Stated task:
Every entry must be repeated exactly. Exclude all pictures.

Data records:
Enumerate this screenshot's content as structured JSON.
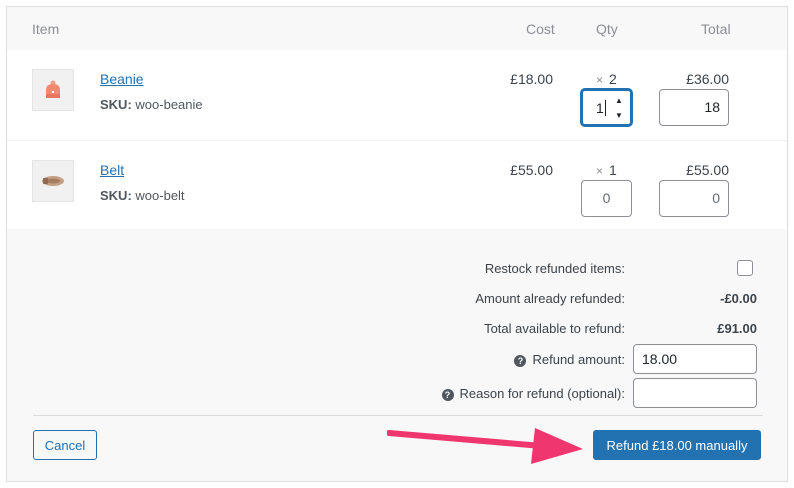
{
  "header": {
    "item": "Item",
    "cost": "Cost",
    "qty": "Qty",
    "total": "Total"
  },
  "items": [
    {
      "name": "Beanie",
      "sku_label": "SKU:",
      "sku": "woo-beanie",
      "cost": "£18.00",
      "qty_prefix": "×",
      "qty": "2",
      "total": "£36.00",
      "refund_qty": "1",
      "refund_total": "18"
    },
    {
      "name": "Belt",
      "sku_label": "SKU:",
      "sku": "woo-belt",
      "cost": "£55.00",
      "qty_prefix": "×",
      "qty": "1",
      "total": "£55.00",
      "refund_qty": "0",
      "refund_total": "0"
    }
  ],
  "refund": {
    "restock_label": "Restock refunded items:",
    "already_label": "Amount already refunded:",
    "already_value": "-£0.00",
    "available_label": "Total available to refund:",
    "available_value": "£91.00",
    "amount_label": "Refund amount:",
    "amount_value": "18.00",
    "reason_label": "Reason for refund (optional):",
    "reason_value": ""
  },
  "buttons": {
    "cancel": "Cancel",
    "refund": "Refund £18.00 manually"
  },
  "icons": {
    "help": "?"
  },
  "colors": {
    "accent": "#2271b1",
    "arrow": "#f0366e"
  }
}
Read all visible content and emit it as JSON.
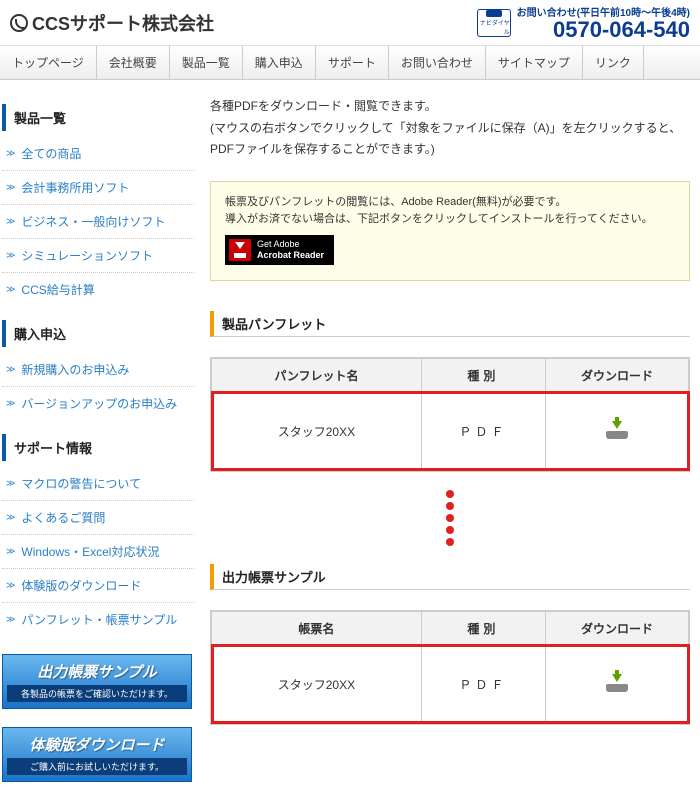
{
  "header": {
    "company": "CCSサポート株式会社",
    "contact_label": "お問い合わせ(平日午前10時～午後4時)",
    "tel": "0570-064-540",
    "navidial": "ナビダイヤル"
  },
  "nav": [
    "トップページ",
    "会社概要",
    "製品一覧",
    "購入申込",
    "サポート",
    "お問い合わせ",
    "サイトマップ",
    "リンク"
  ],
  "side": {
    "sections": [
      {
        "title": "製品一覧",
        "items": [
          "全ての商品",
          "会計事務所用ソフト",
          "ビジネス・一般向けソフト",
          "シミュレーションソフト",
          "CCS給与計算"
        ]
      },
      {
        "title": "購入申込",
        "items": [
          "新規購入のお申込み",
          "バージョンアップのお申込み"
        ]
      },
      {
        "title": "サポート情報",
        "items": [
          "マクロの警告について",
          "よくあるご質問",
          "Windows・Excel対応状況",
          "体験版のダウンロード",
          "パンフレット・帳票サンプル"
        ]
      }
    ],
    "banners": [
      {
        "title": "出力帳票サンプル",
        "sub": "各製品の帳票をご確認いただけます。"
      },
      {
        "title": "体験版ダウンロード",
        "sub": "ご購入前にお試しいただけます。"
      }
    ]
  },
  "main": {
    "intro1": "各種PDFをダウンロード・閲覧できます。",
    "intro2": "(マウスの右ボタンでクリックして「対象をファイルに保存（A)」を左クリックすると、PDFファイルを保存することができます。)",
    "reader_note1": "帳票及びパンフレットの閲覧には、Adobe Reader(無料)が必要です。",
    "reader_note2": "導入がお済でない場合は、下記ボタンをクリックしてインストールを行ってください。",
    "reader_btn1": "Get Adobe",
    "reader_btn2": "Acrobat Reader",
    "section1": "製品パンフレット",
    "section2": "出力帳票サンプル",
    "table1": {
      "headers": [
        "パンフレット名",
        "種別",
        "ダウンロード"
      ],
      "row": {
        "name": "スタッフ20XX",
        "type": "ＰＤＦ"
      }
    },
    "table2": {
      "headers": [
        "帳票名",
        "種別",
        "ダウンロード"
      ],
      "row": {
        "name": "スタッフ20XX",
        "type": "ＰＤＦ"
      }
    }
  }
}
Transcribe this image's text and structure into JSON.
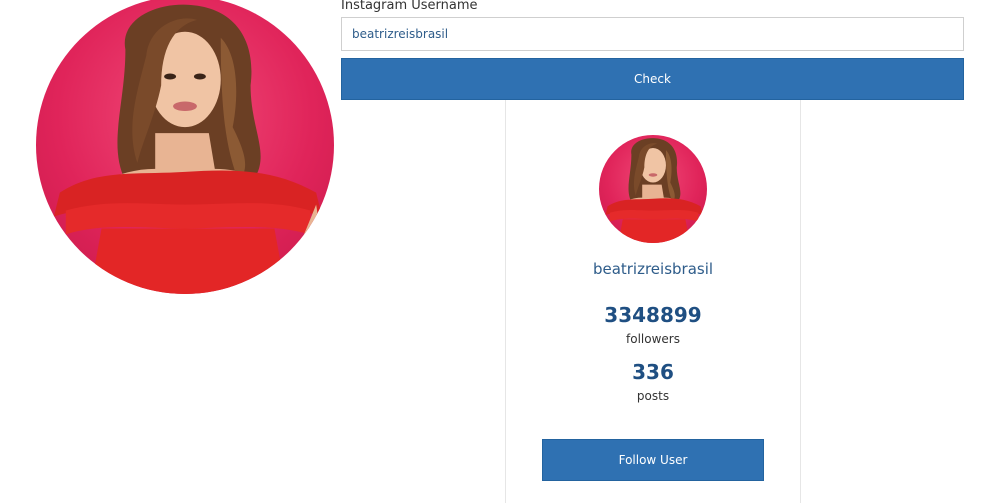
{
  "form": {
    "label": "Instagram Username",
    "username_value": "beatrizreisbrasil",
    "check_label": "Check"
  },
  "profile": {
    "username": "beatrizreisbrasil",
    "followers_count": "3348899",
    "followers_label": "followers",
    "posts_count": "336",
    "posts_label": "posts",
    "follow_label": "Follow User"
  },
  "colors": {
    "button_bg": "#2f71b2",
    "username_text": "#2e5c8a",
    "stat_text": "#1f4f82",
    "avatar_bg": "#e0245a",
    "dress": "#e52a2a"
  },
  "icons": {
    "profile_photo": "profile-photo"
  }
}
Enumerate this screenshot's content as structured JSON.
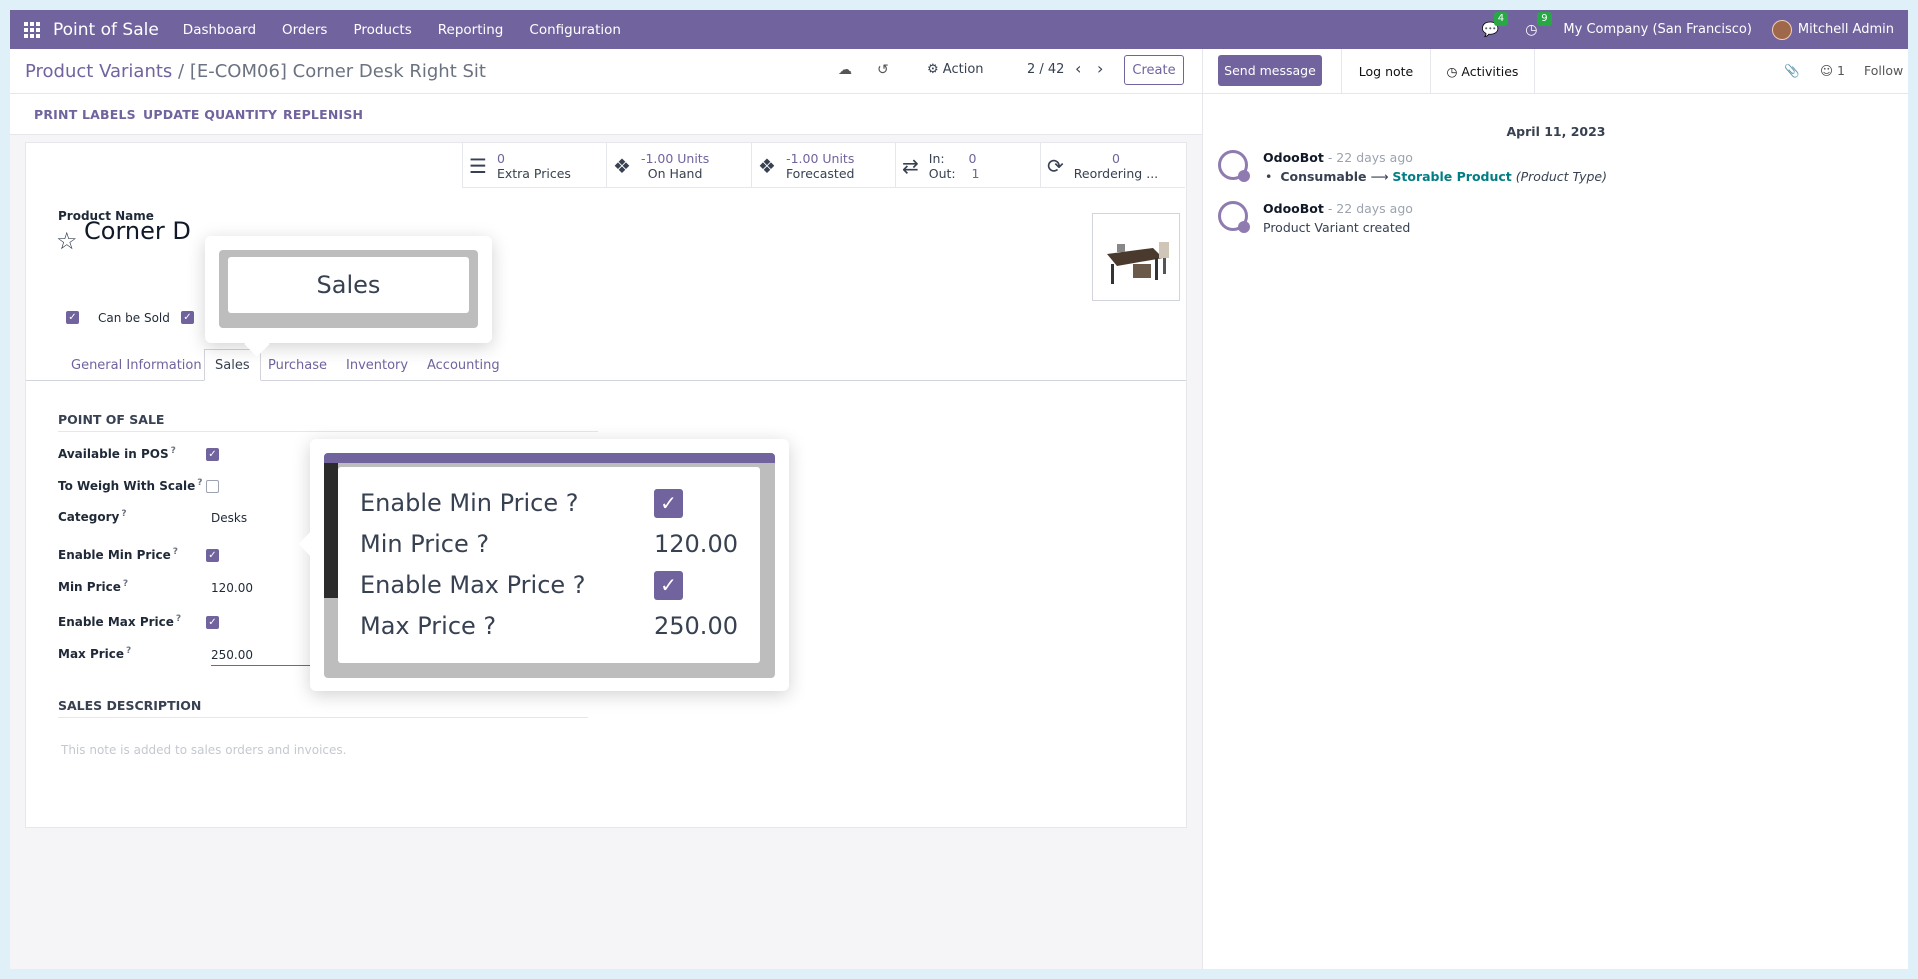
{
  "topbar": {
    "app_title": "Point of Sale",
    "menu": [
      "Dashboard",
      "Orders",
      "Products",
      "Reporting",
      "Configuration"
    ],
    "messages_badge": "4",
    "activities_badge": "9",
    "company": "My Company (San Francisco)",
    "user": "Mitchell Admin"
  },
  "control": {
    "breadcrumb_parent": "Product Variants",
    "breadcrumb_separator": "/",
    "breadcrumb_current": "[E-COM06] Corner Desk Right Sit",
    "action_label": "Action",
    "pager": "2 / 42",
    "create_label": "Create"
  },
  "statusbar": {
    "buttons": [
      "PRINT LABELS",
      "UPDATE QUANTITY",
      "REPLENISH"
    ]
  },
  "smart_buttons": {
    "extra_prices": {
      "value": "0",
      "label": "Extra Prices"
    },
    "on_hand": {
      "value": "-1.00 Units",
      "label": "On Hand"
    },
    "forecasted": {
      "value": "-1.00 Units",
      "label": "Forecasted"
    },
    "in_out": {
      "in_label": "In:",
      "in_value": "0",
      "out_label": "Out:",
      "out_value": "1"
    },
    "reordering": {
      "value": "0",
      "label": "Reordering ..."
    }
  },
  "form": {
    "product_name_label": "Product Name",
    "product_name": "Corner D",
    "can_be_sold_label": "Can be Sold",
    "tabs": [
      "General Information",
      "Sales",
      "Purchase",
      "Inventory",
      "Accounting"
    ],
    "pos_section": "POINT OF SALE",
    "fields": {
      "available_in_pos": "Available in POS",
      "to_weigh": "To Weigh With Scale",
      "category": "Category",
      "category_value": "Desks",
      "enable_min": "Enable Min Price",
      "min_price": "Min Price",
      "min_price_value": "120.00",
      "enable_max": "Enable Max Price",
      "max_price": "Max Price",
      "max_price_value": "250.00"
    },
    "sales_desc_section": "SALES DESCRIPTION",
    "sales_desc_placeholder": "This note is added to sales orders and invoices."
  },
  "zoom_tab": {
    "label": "Sales"
  },
  "zoom_fields": {
    "enable_min": "Enable Min Price ?",
    "min_price": "Min Price ?",
    "min_value": "120.00",
    "enable_max": "Enable Max Price ?",
    "max_price": "Max Price ?",
    "max_value": "250.00"
  },
  "chatter": {
    "send_message": "Send message",
    "log_note": "Log note",
    "activities": "Activities",
    "followers_count": "1",
    "follow": "Follow",
    "date": "April 11, 2023",
    "messages": [
      {
        "author": "OdooBot",
        "ago": "- 22 days ago",
        "old": "Consumable",
        "arrow": "⟶",
        "new": "Storable Product",
        "field": "(Product Type)"
      },
      {
        "author": "OdooBot",
        "ago": "- 22 days ago",
        "text": "Product Variant created"
      }
    ]
  },
  "colors": {
    "brand": "#71639e",
    "success_badge": "#28a745",
    "link": "#017e84"
  }
}
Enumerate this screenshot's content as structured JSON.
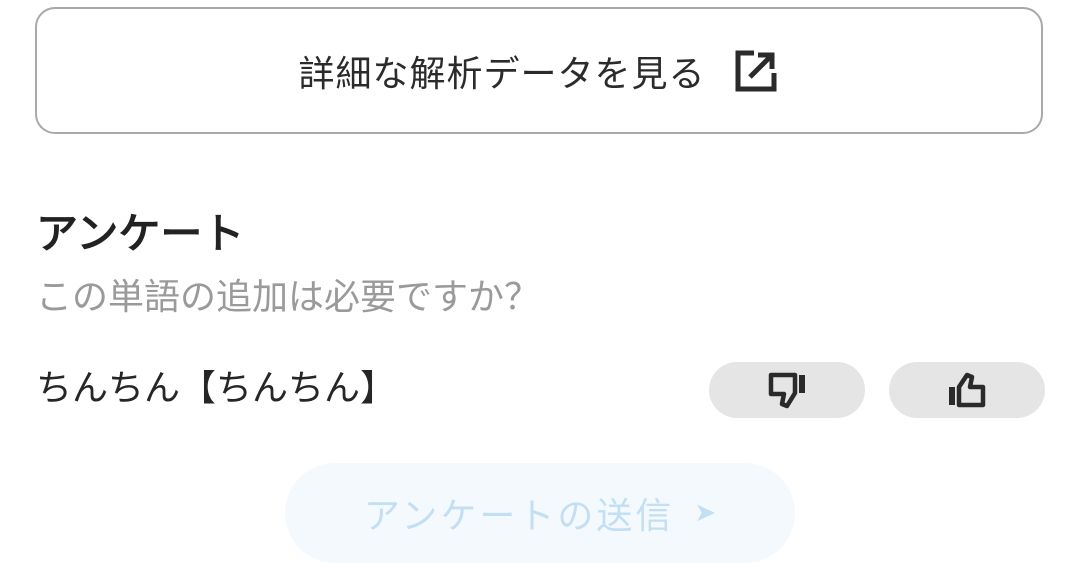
{
  "details_button": {
    "label": "詳細な解析データを見る",
    "icon": "external-link-icon"
  },
  "survey": {
    "title": "アンケート",
    "question": "この単語の追加は必要ですか？",
    "word": "ちんちん【ちんちん】",
    "dislike_icon": "thumbs-down-icon",
    "like_icon": "thumbs-up-icon"
  },
  "submit": {
    "label": "アンケートの送信",
    "arrow": "➤",
    "state": "disabled"
  },
  "colors": {
    "border": "#a9a9a9",
    "vote_bg": "#e5e5e5",
    "submit_bg": "#f4f9fd",
    "submit_text": "#c3dff4",
    "muted_text": "#9a9a9a"
  }
}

Answer to the task:
Enumerate this screenshot's content as structured JSON.
{
  "header": {
    "item": "Item",
    "cost": "Cost",
    "qty": "Qty",
    "total": "Total"
  },
  "items": [
    {
      "name": "Beanie",
      "sku_label": "SKU:",
      "sku": "woo-beanie",
      "cost": "£18.00",
      "qty_prefix": "×",
      "qty": "2",
      "total": "£36.00",
      "refund_qty": "1",
      "refund_total": "18"
    },
    {
      "name": "Belt",
      "sku_label": "SKU:",
      "sku": "woo-belt",
      "cost": "£55.00",
      "qty_prefix": "×",
      "qty": "1",
      "total": "£55.00",
      "refund_qty": "0",
      "refund_total": "0"
    }
  ],
  "refund": {
    "restock_label": "Restock refunded items:",
    "already_label": "Amount already refunded:",
    "already_value": "-£0.00",
    "available_label": "Total available to refund:",
    "available_value": "£91.00",
    "amount_label": "Refund amount:",
    "amount_value": "18.00",
    "reason_label": "Reason for refund (optional):",
    "reason_value": ""
  },
  "buttons": {
    "cancel": "Cancel",
    "refund": "Refund £18.00 manually"
  },
  "icons": {
    "help": "?"
  },
  "colors": {
    "accent": "#2271b1",
    "arrow": "#f0366e"
  }
}
Read all visible content and emit it as JSON.
{
  "header": {
    "company": "CCSサポート株式会社",
    "contact_label": "お問い合わせ(平日午前10時～午後4時)",
    "tel": "0570-064-540",
    "navidial": "ナビダイヤル"
  },
  "nav": [
    "トップページ",
    "会社概要",
    "製品一覧",
    "購入申込",
    "サポート",
    "お問い合わせ",
    "サイトマップ",
    "リンク"
  ],
  "side": {
    "sections": [
      {
        "title": "製品一覧",
        "items": [
          "全ての商品",
          "会計事務所用ソフト",
          "ビジネス・一般向けソフト",
          "シミュレーションソフト",
          "CCS給与計算"
        ]
      },
      {
        "title": "購入申込",
        "items": [
          "新規購入のお申込み",
          "バージョンアップのお申込み"
        ]
      },
      {
        "title": "サポート情報",
        "items": [
          "マクロの警告について",
          "よくあるご質問",
          "Windows・Excel対応状況",
          "体験版のダウンロード",
          "パンフレット・帳票サンプル"
        ]
      }
    ],
    "banners": [
      {
        "title": "出力帳票サンプル",
        "sub": "各製品の帳票をご確認いただけます。"
      },
      {
        "title": "体験版ダウンロード",
        "sub": "ご購入前にお試しいただけます。"
      }
    ]
  },
  "main": {
    "intro1": "各種PDFをダウンロード・閲覧できます。",
    "intro2": "(マウスの右ボタンでクリックして「対象をファイルに保存（A)」を左クリックすると、PDFファイルを保存することができます。)",
    "reader_note1": "帳票及びパンフレットの閲覧には、Adobe Reader(無料)が必要です。",
    "reader_note2": "導入がお済でない場合は、下記ボタンをクリックしてインストールを行ってください。",
    "reader_btn1": "Get Adobe",
    "reader_btn2": "Acrobat Reader",
    "section1": "製品パンフレット",
    "section2": "出力帳票サンプル",
    "table1": {
      "headers": [
        "パンフレット名",
        "種別",
        "ダウンロード"
      ],
      "row": {
        "name": "スタッフ20XX",
        "type": "ＰＤＦ"
      }
    },
    "table2": {
      "headers": [
        "帳票名",
        "種別",
        "ダウンロード"
      ],
      "row": {
        "name": "スタッフ20XX",
        "type": "ＰＤＦ"
      }
    }
  }
}
Transcribe this image's text and structure into JSON.
{
  "form": {
    "label": "Instagram Username",
    "username_value": "beatrizreisbrasil",
    "check_label": "Check"
  },
  "profile": {
    "username": "beatrizreisbrasil",
    "followers_count": "3348899",
    "followers_label": "followers",
    "posts_count": "336",
    "posts_label": "posts",
    "follow_label": "Follow User"
  },
  "colors": {
    "button_bg": "#2f71b2",
    "username_text": "#2e5c8a",
    "stat_text": "#1f4f82",
    "avatar_bg": "#e0245a",
    "dress": "#e52a2a"
  },
  "icons": {
    "profile_photo": "profile-photo"
  }
}
Enumerate this screenshot's content as structured JSON.
{
  "topbar": {
    "app_title": "Point of Sale",
    "menu": [
      "Dashboard",
      "Orders",
      "Products",
      "Reporting",
      "Configuration"
    ],
    "messages_badge": "4",
    "activities_badge": "9",
    "company": "My Company (San Francisco)",
    "user": "Mitchell Admin"
  },
  "control": {
    "breadcrumb_parent": "Product Variants",
    "breadcrumb_separator": "/",
    "breadcrumb_current": "[E-COM06] Corner Desk Right Sit",
    "action_label": "Action",
    "pager": "2 / 42",
    "create_label": "Create"
  },
  "statusbar": {
    "buttons": [
      "PRINT LABELS",
      "UPDATE QUANTITY",
      "REPLENISH"
    ]
  },
  "smart_buttons": {
    "extra_prices": {
      "value": "0",
      "label": "Extra Prices"
    },
    "on_hand": {
      "value": "-1.00 Units",
      "label": "On Hand"
    },
    "forecasted": {
      "value": "-1.00 Units",
      "label": "Forecasted"
    },
    "in_out": {
      "in_label": "In:",
      "in_value": "0",
      "out_label": "Out:",
      "out_value": "1"
    },
    "reordering": {
      "value": "0",
      "label": "Reordering ..."
    }
  },
  "form": {
    "product_name_label": "Product Name",
    "product_name": "Corner D",
    "can_be_sold_label": "Can be Sold",
    "tabs": [
      "General Information",
      "Sales",
      "Purchase",
      "Inventory",
      "Accounting"
    ],
    "pos_section": "POINT OF SALE",
    "fields": {
      "available_in_pos": "Available in POS",
      "to_weigh": "To Weigh With Scale",
      "category": "Category",
      "category_value": "Desks",
      "enable_min": "Enable Min Price",
      "min_price": "Min Price",
      "min_price_value": "120.00",
      "enable_max": "Enable Max Price",
      "max_price": "Max Price",
      "max_price_value": "250.00"
    },
    "sales_desc_section": "SALES DESCRIPTION",
    "sales_desc_placeholder": "This note is added to sales orders and invoices."
  },
  "zoom_tab": {
    "label": "Sales"
  },
  "zoom_fields": {
    "enable_min": "Enable Min Price ?",
    "min_price": "Min Price ?",
    "min_value": "120.00",
    "enable_max": "Enable Max Price ?",
    "max_price": "Max Price ?",
    "max_value": "250.00"
  },
  "chatter": {
    "send_message": "Send message",
    "log_note": "Log note",
    "activities": "Activities",
    "followers_count": "1",
    "follow": "Follow",
    "date": "April 11, 2023",
    "messages": [
      {
        "author": "OdooBot",
        "ago": "- 22 days ago",
        "old": "Consumable",
        "arrow": "⟶",
        "new": "Storable Product",
        "field": "(Product Type)"
      },
      {
        "author": "OdooBot",
        "ago": "- 22 days ago",
        "text": "Product Variant created"
      }
    ]
  },
  "colors": {
    "brand": "#71639e",
    "success_badge": "#28a745",
    "link": "#017e84"
  }
}
Enumerate this screenshot's content as structured JSON.
{
  "details_button": {
    "label": "詳細な解析データを見る",
    "icon": "external-link-icon"
  },
  "survey": {
    "title": "アンケート",
    "question": "この単語の追加は必要ですか？",
    "word": "ちんちん【ちんちん】",
    "dislike_icon": "thumbs-down-icon",
    "like_icon": "thumbs-up-icon"
  },
  "submit": {
    "label": "アンケートの送信",
    "arrow": "➤",
    "state": "disabled"
  },
  "colors": {
    "border": "#a9a9a9",
    "vote_bg": "#e5e5e5",
    "submit_bg": "#f4f9fd",
    "submit_text": "#c3dff4",
    "muted_text": "#9a9a9a"
  }
}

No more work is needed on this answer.